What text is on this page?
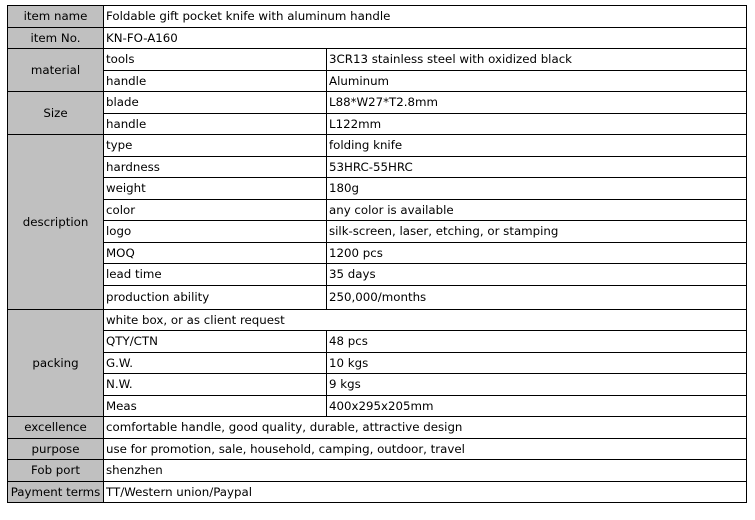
item name	Foldable gift pocket knife with aluminum handle	
item No.	KN-FO-A160	
material	tools	3CR13 stainless steel with oxidized black
	handle	Aluminum
Size	blade	L88*W27*T2.8mm
	handle	L122mm
description	type	folding knife
	hardness	53HRC-55HRC
	weight	180g
	color	any color is available
	logo	silk-screen, laser, etching, or stamping
	MOQ	1200 pcs
	lead time	35 days
	production ability	250,000/months
packing	white box, or as client request	
	QTY/CTN	48 pcs
	G.W.	10 kgs
	N.W.	9 kgs
	Meas	400x295x205mm
excellence	comfortable handle, good quality, durable, attractive design	
purpose	use for promotion, sale, household, camping, outdoor, travel	
Fob port	shenzhen	
Payment terms	TT/Western union/Paypal	
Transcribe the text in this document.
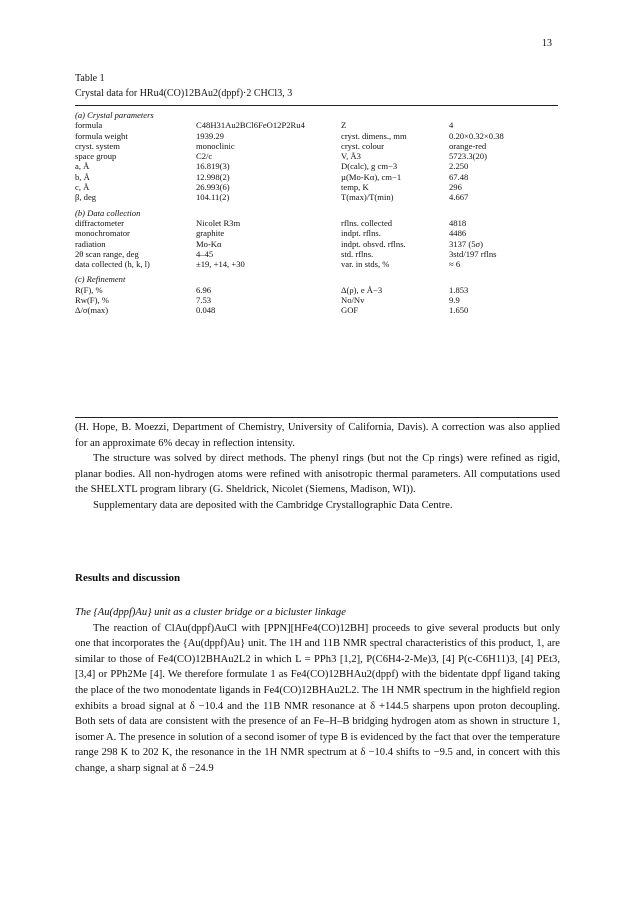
13
Table 1
Crystal data for HRu4(CO)12BAu2(dppf)·2 CHCl3, 3
(a) Crystal parameters
formula	C48H31Au2BCl6FeO12P2Ru4	Z	4
formula weight	1939.29	cryst. dimens., mm	0.20×0.32×0.38
cryst. system	monoclinic	cryst. colour	orange-red
space group	C2/c	V, Å3	5723.3(20)
a, Å	16.819(3)	D(calc), g cm−3	2.250
b, Å	12.998(2)	µ(Mo-Kα), cm−1	67.48
c, Å	26.993(6)	temp, K	296
β, deg	104.11(2)	T(max)/T(min)	4.667
(b) Data collection
diffractometer	Nicolet R3m	rflns. collected	4818
monochromator	graphite	indpt. rflns.	4486
radiation	Mo-Kα	indpt. obsvd. rflns.	3137 (5σ)
2θ scan range, deg	4–45	std. rflns.	3std/197 rflns
data collected (h, k, l)	±19, +14, +30	var. in stds, %	≈ 6
(c) Refinement
R(F), %	6.96	Δ(ρ), e Å−3	1.853
Rw(F), %	7.53	No/Nv	9.9
Δ/σ(max)	0.048	GOF	1.650

(H. Hope, B. Moezzi, Department of Chemistry, University of California, Davis). A correction was also applied for an approximate 6% decay in reflection intensity.

The structure was solved by direct methods. The phenyl rings (but not the Cp rings) were refined as rigid, planar bodies. All non-hydrogen atoms were refined with anisotropic thermal parameters. All computations used the SHELXTL program library (G. Sheldrick, Nicolet (Siemens, Madison, WI)).

Supplementary data are deposited with the Cambridge Crystallographic Data Centre.

Results and discussion

The {Au(dppf)Au} unit as a cluster bridge or a bicluster linkage

The reaction of ClAu(dppf)AuCl with [PPN][HFe4(CO)12BH] proceeds to give several products but only one that incorporates the {Au(dppf)Au} unit. The 1H and 11B NMR spectral characteristics of this product, 1, are similar to those of Fe4(CO)12BHAu2L2 in which L = PPh3 [1,2], P(C6H4-2-Me)3, [4] P(c-C6H11)3, [4] PEt3, [3,4] or PPh2Me [4]. We therefore formulate 1 as Fe4(CO)12BHAu2(dppf) with the bidentate dppf ligand taking the place of the two monodentate ligands in Fe4(CO)12BHAu2L2. The 1H NMR spectrum in the highfield region exhibits a broad signal at δ −10.4 and the 11B NMR resonance at δ +144.5 sharpens upon proton decoupling. Both sets of data are consistent with the presence of an Fe–H–B bridging hydrogen atom as shown in structure 1, isomer A. The presence in solution of a second isomer of type B is evidenced by the fact that over the temperature range 298 K to 202 K, the resonance in the 1H NMR spectrum at δ −10.4 shifts to −9.5 and, in concert with this change, a sharp signal at δ −24.9
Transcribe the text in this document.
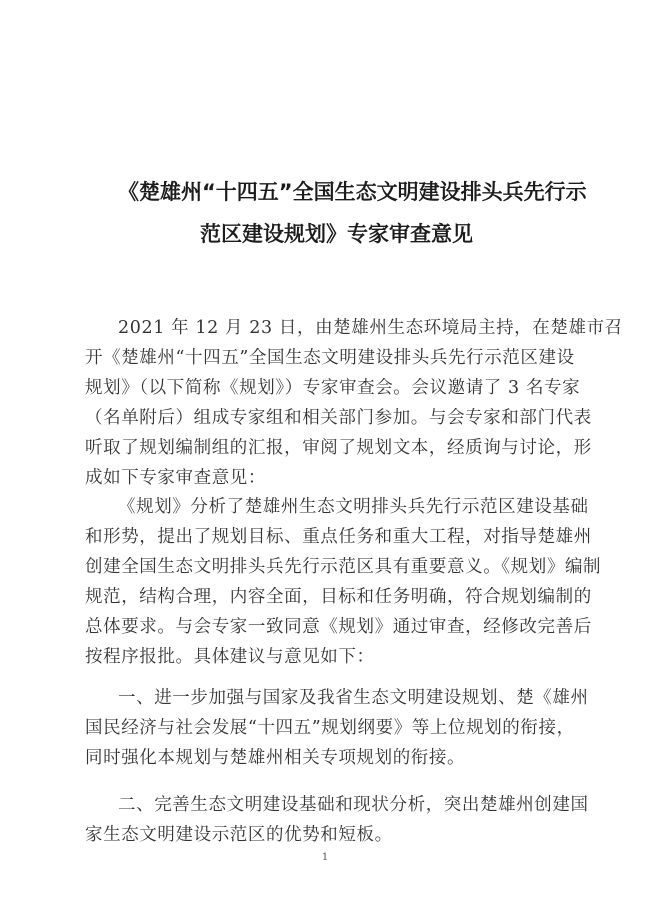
《楚雄州“十四五”全国生态文明建设排头兵先行示
范区建设规划》专家审查意见
2021 年 12 月 23 日，由楚雄州生态环境局主持，在楚雄市召
开《楚雄州“十四五”全国生态文明建设排头兵先行示范区建设
规划》（以下简称《规划》）专家审查会。会议邀请了 3 名专家
（名单附后）组成专家组和相关部门参加。与会专家和部门代表
听取了规划编制组的汇报，审阅了规划文本，经质询与讨论，形
成如下专家审查意见：
《规划》分析了楚雄州生态文明排头兵先行示范区建设基础
和形势，提出了规划目标、重点任务和重大工程，对指导楚雄州
创建全国生态文明排头兵先行示范区具有重要意义。《规划》编制
规范，结构合理，内容全面，目标和任务明确，符合规划编制的
总体要求。与会专家一致同意《规划》通过审查，经修改完善后
按程序报批。具体建议与意见如下：
一、进一步加强与国家及我省生态文明建设规划、楚《雄州
国民经济与社会发展“十四五”规划纲要》等上位规划的衔接，
同时强化本规划与楚雄州相关专项规划的衔接。
二、完善生态文明建设基础和现状分析，突出楚雄州创建国
家生态文明建设示范区的优势和短板。
1
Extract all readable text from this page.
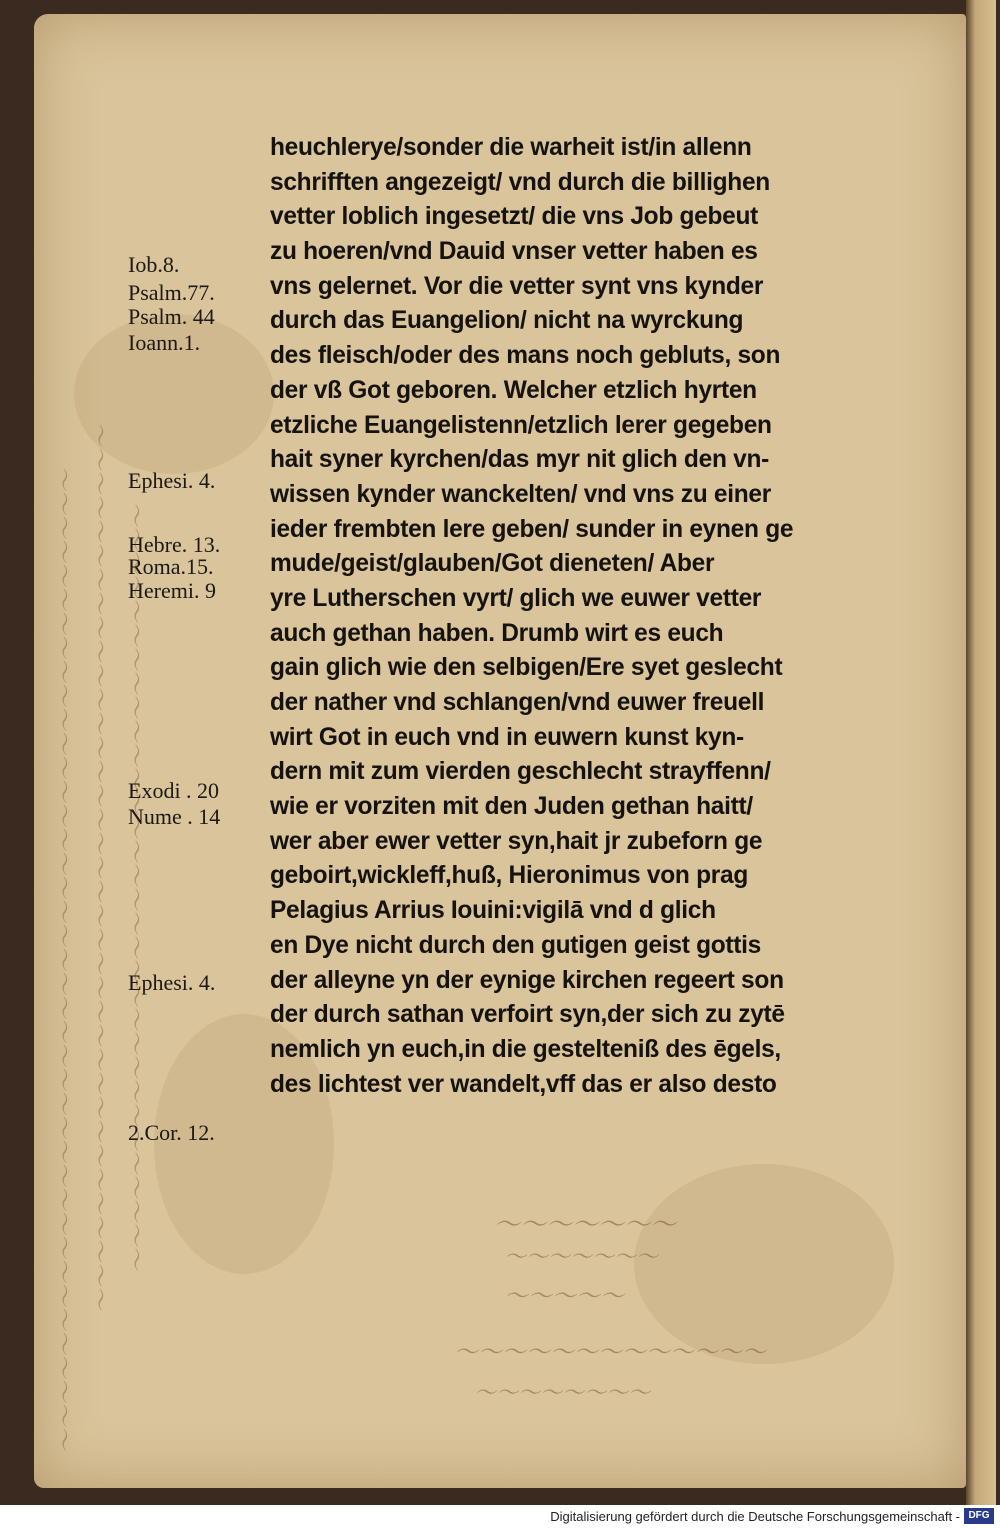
～～～～～～～～～～～～～～～～～～～～～～～～～～～～～～～～～～～～～～～～～ ～～～～～～～～～～～～～～～～～～～～～～～～～～～～～～～～～～～～～ ～～～～～～～～～～～～～～～～～～～～～～～～～～～～～～～～	～～～～～～～
～～～～～～～
～～～～～
～～～～～～～～～～～～～
～～～～～～～～
Iob.8.
Psalm.77.
Psalm. 44
Ioann.1.
Ephesi. 4.
Hebre. 13.
Roma.15.
Heremi. 9
Exodi . 20
Nume . 14
Ephesi. 4.
2.Cor. 12.
heuchlerye/sonder die warheit ist/in allenn
schrifften angezeigt/ vnd durch die billighen
vetter loblich ingesetzt/ die vns Job gebeut
zu hoeren/vnd Dauid vnser vetter haben es
vns gelernet. Vor die vetter synt vns kynder
durch das Euangelion/ nicht na wyrckung
des fleisch/oder des mans noch gebluts, son
der vß Got geboren. Welcher etzlich hyrten
etzliche Euangelistenn/etzlich lerer gegeben
hait syner kyrchen/das myr nit glich den vn-
wissen kynder wanckelten/ vnd vns zu einer
ieder frembten lere geben/ sunder in eynen ge
mude/geist/glauben/Got dieneten/ Aber
yre Lutherschen vyrt/ glich we euwer vetter
auch gethan haben. Drumb wirt es euch
gain glich wie den selbigen/Ere syet geslecht
der nather vnd schlangen/vnd euwer freuell
wirt Got in euch vnd in euwern kunst kyn-
dern mit zum vierden geschlecht strayffenn/
wie er vorziten mit den Juden gethan haitt/
wer aber ewer vetter syn,hait jr zubeforn ge
geboirt,wickleff,huß, Hieronimus von prag
Pelagius Arrius Iouini:vigilā vnd d glich
en Dye nicht durch den gutigen geist gottis
der alleyne yn der eynige kirchen regeert son
der durch sathan verfoirt syn,der sich zu zytē
nemlich yn euch,in die gestelteniß des ēgels,
des lichtest ver wandelt,vff das er also desto
Digitalisierung gefördert durch die Deutsche Forschungsgemeinschaft - DFG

+ + + + +

Set problem: Track down every line with the word "type" and copy it.

Answer:
description	type	folding knife
The reaction of ClAu(dppf)AuCl with [PPN][HFe4(CO)12BH] proceeds to give several products but only one that incorporates the {Au(dppf)Au} unit. The 1H and 11B NMR spectral characteristics of this product, 1, are similar to those of Fe4(CO)12BHAu2L2 in which L = PPh3 [1,2], P(C6H4-2-Me)3, [4] P(c-C6H11)3, [4] PEt3, [3,4] or PPh2Me [4]. We therefore formulate 1 as Fe4(CO)12BHAu2(dppf) with the bidentate dppf ligand taking the place of the two monodentate ligands in Fe4(CO)12BHAu2L2. The 1H NMR spectrum in the highfield region exhibits a broad signal at δ −10.4 and the 11B NMR resonance at δ +144.5 sharpens upon proton decoupling. Both sets of data are consistent with the presence of an Fe–H–B bridging hydrogen atom as shown in structure 1, isomer A. The presence in solution of a second isomer of type B is evidenced by the fact that over the temperature range 298 K to 202 K, the resonance in the 1H NMR spectrum at δ −10.4 shifts to −9.5 and, in concert with this change, a sharp signal at δ −24.9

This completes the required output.